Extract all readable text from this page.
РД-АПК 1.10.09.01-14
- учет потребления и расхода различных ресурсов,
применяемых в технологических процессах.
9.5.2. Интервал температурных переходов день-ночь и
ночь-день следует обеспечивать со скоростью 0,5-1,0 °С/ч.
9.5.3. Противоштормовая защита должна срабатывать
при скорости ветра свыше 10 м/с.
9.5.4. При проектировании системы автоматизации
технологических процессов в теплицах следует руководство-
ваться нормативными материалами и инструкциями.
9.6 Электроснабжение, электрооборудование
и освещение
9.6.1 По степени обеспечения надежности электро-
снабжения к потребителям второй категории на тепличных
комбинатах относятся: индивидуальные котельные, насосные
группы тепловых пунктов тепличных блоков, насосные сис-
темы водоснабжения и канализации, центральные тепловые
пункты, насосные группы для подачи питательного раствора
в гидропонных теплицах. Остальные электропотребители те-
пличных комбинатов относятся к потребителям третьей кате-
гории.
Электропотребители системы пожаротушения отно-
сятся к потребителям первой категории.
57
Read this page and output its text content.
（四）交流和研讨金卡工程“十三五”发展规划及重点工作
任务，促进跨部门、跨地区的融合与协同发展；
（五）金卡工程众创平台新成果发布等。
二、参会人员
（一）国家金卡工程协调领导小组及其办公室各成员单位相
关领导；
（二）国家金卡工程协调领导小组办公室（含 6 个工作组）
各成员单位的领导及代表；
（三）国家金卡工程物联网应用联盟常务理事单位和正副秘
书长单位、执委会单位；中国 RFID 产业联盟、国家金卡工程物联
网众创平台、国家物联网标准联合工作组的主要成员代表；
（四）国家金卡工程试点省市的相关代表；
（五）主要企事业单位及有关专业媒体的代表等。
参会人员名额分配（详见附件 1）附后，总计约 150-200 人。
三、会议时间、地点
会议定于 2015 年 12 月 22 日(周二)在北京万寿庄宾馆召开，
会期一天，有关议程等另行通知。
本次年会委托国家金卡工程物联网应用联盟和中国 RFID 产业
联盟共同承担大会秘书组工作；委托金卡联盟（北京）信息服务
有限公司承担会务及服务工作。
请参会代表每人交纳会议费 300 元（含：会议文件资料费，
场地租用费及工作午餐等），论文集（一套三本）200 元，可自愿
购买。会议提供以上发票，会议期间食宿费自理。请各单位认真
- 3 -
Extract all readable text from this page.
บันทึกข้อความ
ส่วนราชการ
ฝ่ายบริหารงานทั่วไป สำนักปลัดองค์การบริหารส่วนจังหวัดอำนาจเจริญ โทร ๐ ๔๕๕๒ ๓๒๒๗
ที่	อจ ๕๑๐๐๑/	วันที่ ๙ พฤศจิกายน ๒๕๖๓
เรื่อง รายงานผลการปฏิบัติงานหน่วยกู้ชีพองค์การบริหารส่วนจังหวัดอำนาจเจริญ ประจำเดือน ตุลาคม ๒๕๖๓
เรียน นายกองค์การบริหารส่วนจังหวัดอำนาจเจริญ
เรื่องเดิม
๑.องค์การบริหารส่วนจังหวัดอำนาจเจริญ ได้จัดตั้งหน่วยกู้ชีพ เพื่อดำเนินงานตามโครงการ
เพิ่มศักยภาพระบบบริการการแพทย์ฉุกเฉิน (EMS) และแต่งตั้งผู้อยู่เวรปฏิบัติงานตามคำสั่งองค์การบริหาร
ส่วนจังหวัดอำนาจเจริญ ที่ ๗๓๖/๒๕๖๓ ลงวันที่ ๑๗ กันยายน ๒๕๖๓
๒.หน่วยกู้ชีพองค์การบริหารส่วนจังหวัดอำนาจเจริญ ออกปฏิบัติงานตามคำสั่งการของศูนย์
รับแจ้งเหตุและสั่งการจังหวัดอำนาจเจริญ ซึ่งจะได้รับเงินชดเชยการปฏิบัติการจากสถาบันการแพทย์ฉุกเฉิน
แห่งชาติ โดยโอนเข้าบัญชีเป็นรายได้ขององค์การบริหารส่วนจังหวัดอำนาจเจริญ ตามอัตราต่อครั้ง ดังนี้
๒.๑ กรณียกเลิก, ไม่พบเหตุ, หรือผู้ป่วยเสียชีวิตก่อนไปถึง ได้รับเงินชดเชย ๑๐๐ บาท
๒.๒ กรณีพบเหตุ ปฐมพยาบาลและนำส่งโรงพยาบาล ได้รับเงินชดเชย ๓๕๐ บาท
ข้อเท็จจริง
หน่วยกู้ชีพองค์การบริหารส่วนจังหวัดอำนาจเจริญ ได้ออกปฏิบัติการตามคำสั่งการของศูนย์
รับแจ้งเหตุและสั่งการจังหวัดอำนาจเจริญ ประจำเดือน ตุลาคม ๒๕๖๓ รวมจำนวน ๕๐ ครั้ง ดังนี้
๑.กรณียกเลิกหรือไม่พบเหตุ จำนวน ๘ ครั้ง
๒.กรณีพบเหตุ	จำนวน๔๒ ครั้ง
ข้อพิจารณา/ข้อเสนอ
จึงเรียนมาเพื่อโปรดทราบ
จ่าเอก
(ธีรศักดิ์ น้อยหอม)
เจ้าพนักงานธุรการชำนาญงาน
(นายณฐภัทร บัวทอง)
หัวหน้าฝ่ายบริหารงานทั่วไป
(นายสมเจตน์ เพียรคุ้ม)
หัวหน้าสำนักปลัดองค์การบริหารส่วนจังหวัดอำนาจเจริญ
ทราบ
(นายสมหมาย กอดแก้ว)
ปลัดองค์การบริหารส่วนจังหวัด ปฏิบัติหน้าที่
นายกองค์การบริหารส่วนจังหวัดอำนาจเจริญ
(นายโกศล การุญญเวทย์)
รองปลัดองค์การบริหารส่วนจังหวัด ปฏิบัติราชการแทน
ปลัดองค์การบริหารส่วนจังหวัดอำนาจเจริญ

────────

Requirements: Set down all of the data above, word for word.

Finished task:
Extract all readable text from this page.
РД-АПК 1.10.09.01-14
- учет потребления и расхода различных ресурсов,
применяемых в технологических процессах.
9.5.2. Интервал температурных переходов день-ночь и
ночь-день следует обеспечивать со скоростью 0,5-1,0 °С/ч.
9.5.3. Противоштормовая защита должна срабатывать
при скорости ветра свыше 10 м/с.
9.5.4. При проектировании системы автоматизации
технологических процессов в теплицах следует руководство-
ваться нормативными материалами и инструкциями.
9.6 Электроснабжение, электрооборудование
и освещение
9.6.1 По степени обеспечения надежности электро-
снабжения к потребителям второй категории на тепличных
комбинатах относятся: индивидуальные котельные, насосные
группы тепловых пунктов тепличных блоков, насосные сис-
темы водоснабжения и канализации, центральные тепловые
пункты, насосные группы для подачи питательного раствора
в гидропонных теплицах. Остальные электропотребители те-
пличных комбинатов относятся к потребителям третьей кате-
гории.
Электропотребители системы пожаротушения отно-
сятся к потребителям первой категории.
57
Read this page and output its text content.
（四）交流和研讨金卡工程“十三五”发展规划及重点工作
任务，促进跨部门、跨地区的融合与协同发展；
（五）金卡工程众创平台新成果发布等。
二、参会人员
（一）国家金卡工程协调领导小组及其办公室各成员单位相
关领导；
（二）国家金卡工程协调领导小组办公室（含 6 个工作组）
各成员单位的领导及代表；
（三）国家金卡工程物联网应用联盟常务理事单位和正副秘
书长单位、执委会单位；中国 RFID 产业联盟、国家金卡工程物联
网众创平台、国家物联网标准联合工作组的主要成员代表；
（四）国家金卡工程试点省市的相关代表；
（五）主要企事业单位及有关专业媒体的代表等。
参会人员名额分配（详见附件 1）附后，总计约 150-200 人。
三、会议时间、地点
会议定于 2015 年 12 月 22 日(周二)在北京万寿庄宾馆召开，
会期一天，有关议程等另行通知。
本次年会委托国家金卡工程物联网应用联盟和中国 RFID 产业
联盟共同承担大会秘书组工作；委托金卡联盟（北京）信息服务
有限公司承担会务及服务工作。
请参会代表每人交纳会议费 300 元（含：会议文件资料费，
场地租用费及工作午餐等），论文集（一套三本）200 元，可自愿
购买。会议提供以上发票，会议期间食宿费自理。请各单位认真
- 3 -
Extract all readable text from this page.
บันทึกข้อความ
ส่วนราชการ
ฝ่ายบริหารงานทั่วไป สำนักปลัดองค์การบริหารส่วนจังหวัดอำนาจเจริญ โทร ๐ ๔๕๕๒ ๓๒๒๗
ที่	อจ ๕๑๐๐๑/	วันที่ ๙ พฤศจิกายน ๒๕๖๓
เรื่อง รายงานผลการปฏิบัติงานหน่วยกู้ชีพองค์การบริหารส่วนจังหวัดอำนาจเจริญ ประจำเดือน ตุลาคม ๒๕๖๓
เรียน นายกองค์การบริหารส่วนจังหวัดอำนาจเจริญ
เรื่องเดิม
๑.องค์การบริหารส่วนจังหวัดอำนาจเจริญ ได้จัดตั้งหน่วยกู้ชีพ เพื่อดำเนินงานตามโครงการ
เพิ่มศักยภาพระบบบริการการแพทย์ฉุกเฉิน (EMS) และแต่งตั้งผู้อยู่เวรปฏิบัติงานตามคำสั่งองค์การบริหาร
ส่วนจังหวัดอำนาจเจริญ ที่ ๗๓๖/๒๕๖๓ ลงวันที่ ๑๗ กันยายน ๒๕๖๓
๒.หน่วยกู้ชีพองค์การบริหารส่วนจังหวัดอำนาจเจริญ ออกปฏิบัติงานตามคำสั่งการของศูนย์
รับแจ้งเหตุและสั่งการจังหวัดอำนาจเจริญ ซึ่งจะได้รับเงินชดเชยการปฏิบัติการจากสถาบันการแพทย์ฉุกเฉิน
แห่งชาติ โดยโอนเข้าบัญชีเป็นรายได้ขององค์การบริหารส่วนจังหวัดอำนาจเจริญ ตามอัตราต่อครั้ง ดังนี้
๒.๑ กรณียกเลิก, ไม่พบเหตุ, หรือผู้ป่วยเสียชีวิตก่อนไปถึง ได้รับเงินชดเชย ๑๐๐ บาท
๒.๒ กรณีพบเหตุ ปฐมพยาบาลและนำส่งโรงพยาบาล ได้รับเงินชดเชย ๓๕๐ บาท
ข้อเท็จจริง
หน่วยกู้ชีพองค์การบริหารส่วนจังหวัดอำนาจเจริญ ได้ออกปฏิบัติการตามคำสั่งการของศูนย์
รับแจ้งเหตุและสั่งการจังหวัดอำนาจเจริญ ประจำเดือน ตุลาคม ๒๕๖๓ รวมจำนวน ๕๐ ครั้ง ดังนี้
๑.กรณียกเลิกหรือไม่พบเหตุ จำนวน ๘ ครั้ง
๒.กรณีพบเหตุ	จำนวน๔๒ ครั้ง
ข้อพิจารณา/ข้อเสนอ
จึงเรียนมาเพื่อโปรดทราบ
จ่าเอก
(ธีรศักดิ์ น้อยหอม)
เจ้าพนักงานธุรการชำนาญงาน
(นายณฐภัทร บัวทอง)
หัวหน้าฝ่ายบริหารงานทั่วไป
(นายสมเจตน์ เพียรคุ้ม)
หัวหน้าสำนักปลัดองค์การบริหารส่วนจังหวัดอำนาจเจริญ
ทราบ
(นายสมหมาย กอดแก้ว)
ปลัดองค์การบริหารส่วนจังหวัด ปฏิบัติหน้าที่
นายกองค์การบริหารส่วนจังหวัดอำนาจเจริญ
(นายโกศล การุญญเวทย์)
รองปลัดองค์การบริหารส่วนจังหวัด ปฏิบัติราชการแทน
ปลัดองค์การบริหารส่วนจังหวัดอำนาจเจริญ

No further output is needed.